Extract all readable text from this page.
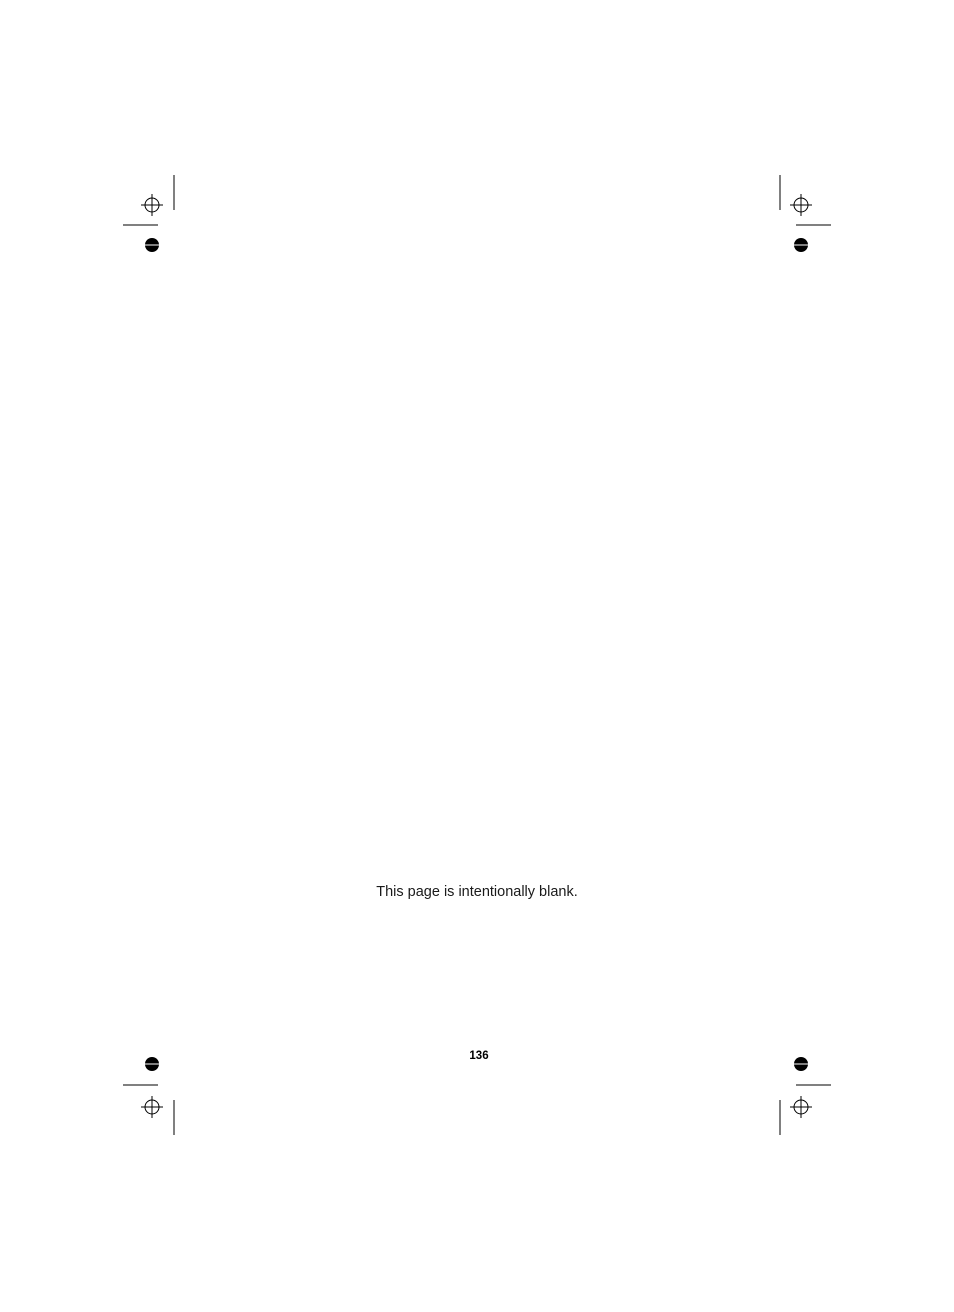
This page is intentionally blank.

136
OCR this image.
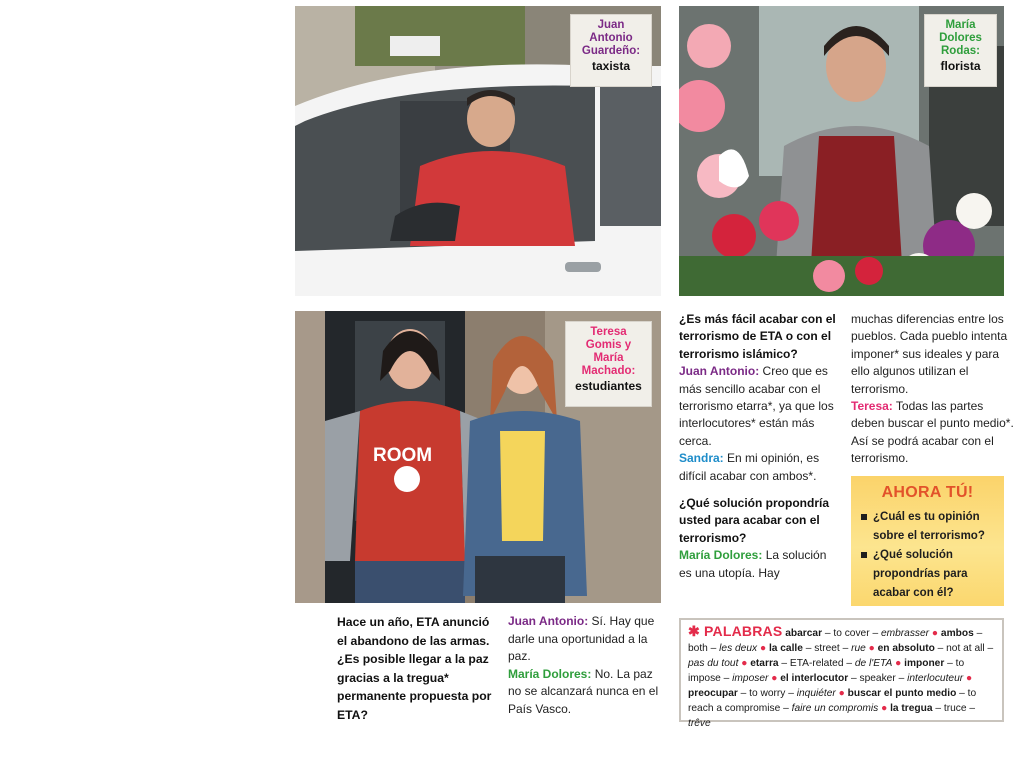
Juan
Antonio
Guardeño:
taxista
María
Dolores
Rodas:
florista
ROOM
Teresa
Gomis y
María
Machado:
estudiantes
Hace un año, ETA anunció el abandono de las armas. ¿Es posible llegar a la paz gracias a la tregua* permanente propuesta por ETA?
Juan Antonio: Sí. Hay que darle una oportunidad a la paz.
María Dolores: No. La paz no se alcanzará nunca en el País Vasco.
¿Es más fácil acabar con el terrorismo de ETA o con el terrorismo islámico?
Juan Antonio: Creo que es más sencillo acabar con el terrorismo etarra*, ya que los interlocutores* están más cerca.
Sandra: En mi opinión, es difícil acabar con ambos*.
¿Qué solución propondría usted para acabar con el terrorismo?
María Dolores: La solución es una utopía. Hay
muchas diferencias entre los pueblos. Cada pueblo intenta imponer* sus ideales y para ello algunos utilizan el terrorismo.
Teresa: Todas las partes deben buscar el punto medio*. Así se podrá acabar con el terrorismo.
AHORA TÚ!
¿Cuál es tu opinión sobre el terrorismo?
¿Qué solución propondrías para acabar con él?
✱ PALABRAS abarcar – to cover – embrasser ● ambos – both – les deux ● la calle – street – rue ● en absoluto – not at all – pas du tout ● etarra – ETA-related – de l'ETA ● imponer – to impose – imposer ● el interlocutor – speaker – interlocuteur ● preocupar – to worry – inquiéter ● buscar el punto medio – to reach a compromise – faire un compromis ● la tregua – truce – trêve
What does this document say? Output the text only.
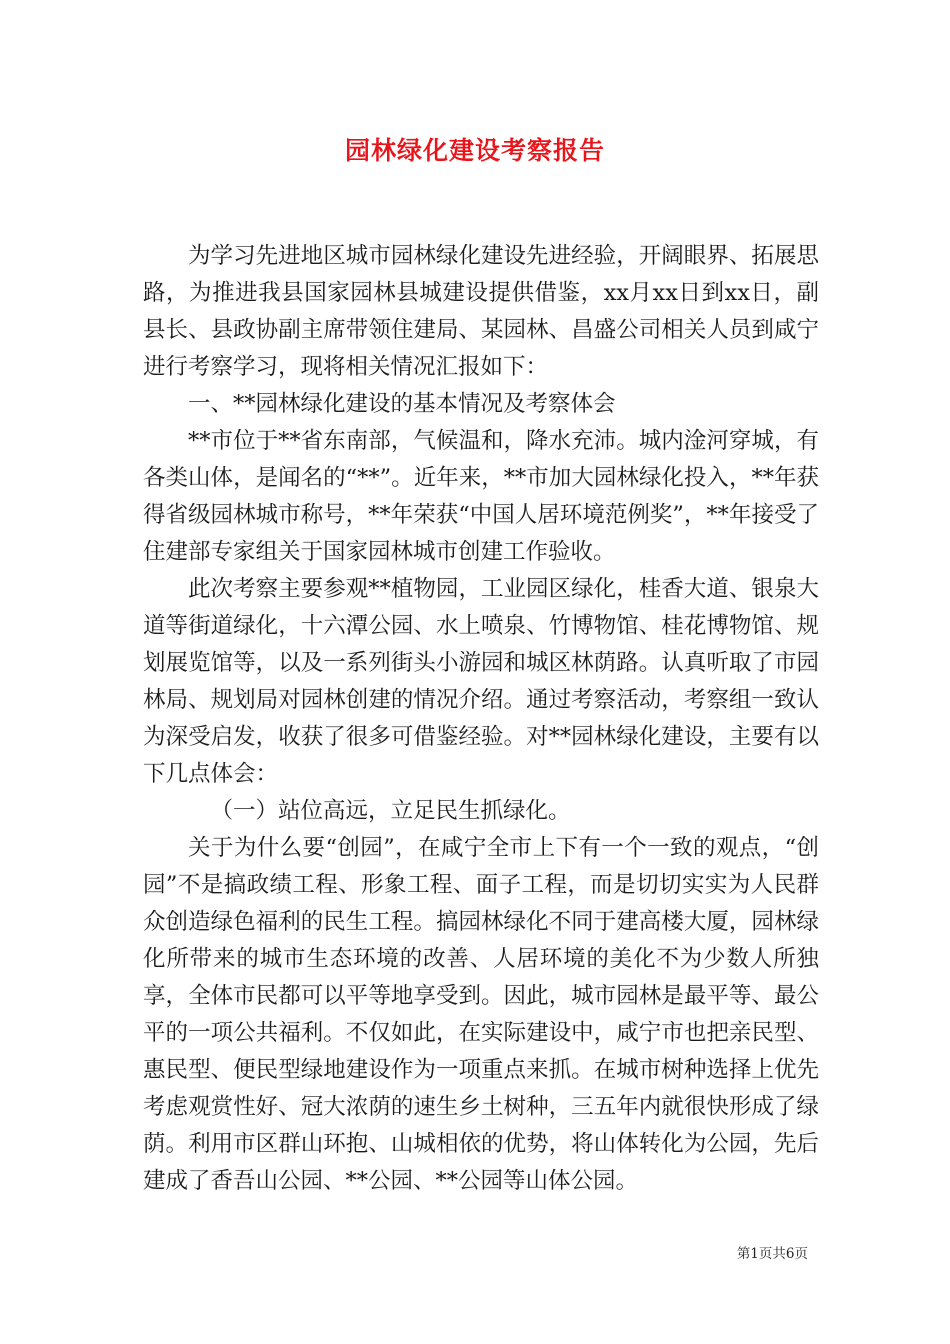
园林绿化建设考察报告

为学习先进地区城市园林绿化建设先进经验，开阔眼界、拓展思路，为推进我县国家园林县城建设提供借鉴，xx月xx日到xx日，副县长、县政协副主席带领住建局、某园林、昌盛公司相关人员到咸宁进行考察学习，现将相关情况汇报如下：

一、**园林绿化建设的基本情况及考察体会

**市位于**省东南部，气候温和，降水充沛。城内淦河穿城，有各类山体，是闻名的“**”。近年来，**市加大园林绿化投入，**年获得省级园林城市称号，**年荣获“中国人居环境范例奖”，**年接受了住建部专家组关于国家园林城市创建工作验收。

此次考察主要参观**植物园，工业园区绿化，桂香大道、银泉大道等街道绿化，十六潭公园、水上喷泉、竹博物馆、桂花博物馆、规划展览馆等，以及一系列街头小游园和城区林荫路。认真听取了市园林局、规划局对园林创建的情况介绍。通过考察活动，考察组一致认为深受启发，收获了很多可借鉴经验。对**园林绿化建设，主要有以下几点体会：

（一）站位高远，立足民生抓绿化。

关于为什么要“创园”，在咸宁全市上下有一个一致的观点，“创园”不是搞政绩工程、形象工程、面子工程，而是切切实实为人民群众创造绿色福利的民生工程。搞园林绿化不同于建高楼大厦，园林绿化所带来的城市生态环境的改善、人居环境的美化不为少数人所独享，全体市民都可以平等地享受到。因此，城市园林是最平等、最公平的一项公共福利。不仅如此，在实际建设中，咸宁市也把亲民型、惠民型、便民型绿地建设作为一项重点来抓。在城市树种选择上优先考虑观赏性好、冠大浓荫的速生乡土树种，三五年内就很快形成了绿荫。利用市区群山环抱、山城相依的优势，将山体转化为公园，先后建成了香吾山公园、**公园、**公园等山体公园。

第1页共6页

DIRECTIONS FOR THIS TASK: Only a number is wanted: how many lines of the data above contain "María"?

FINAL ANSWER: 4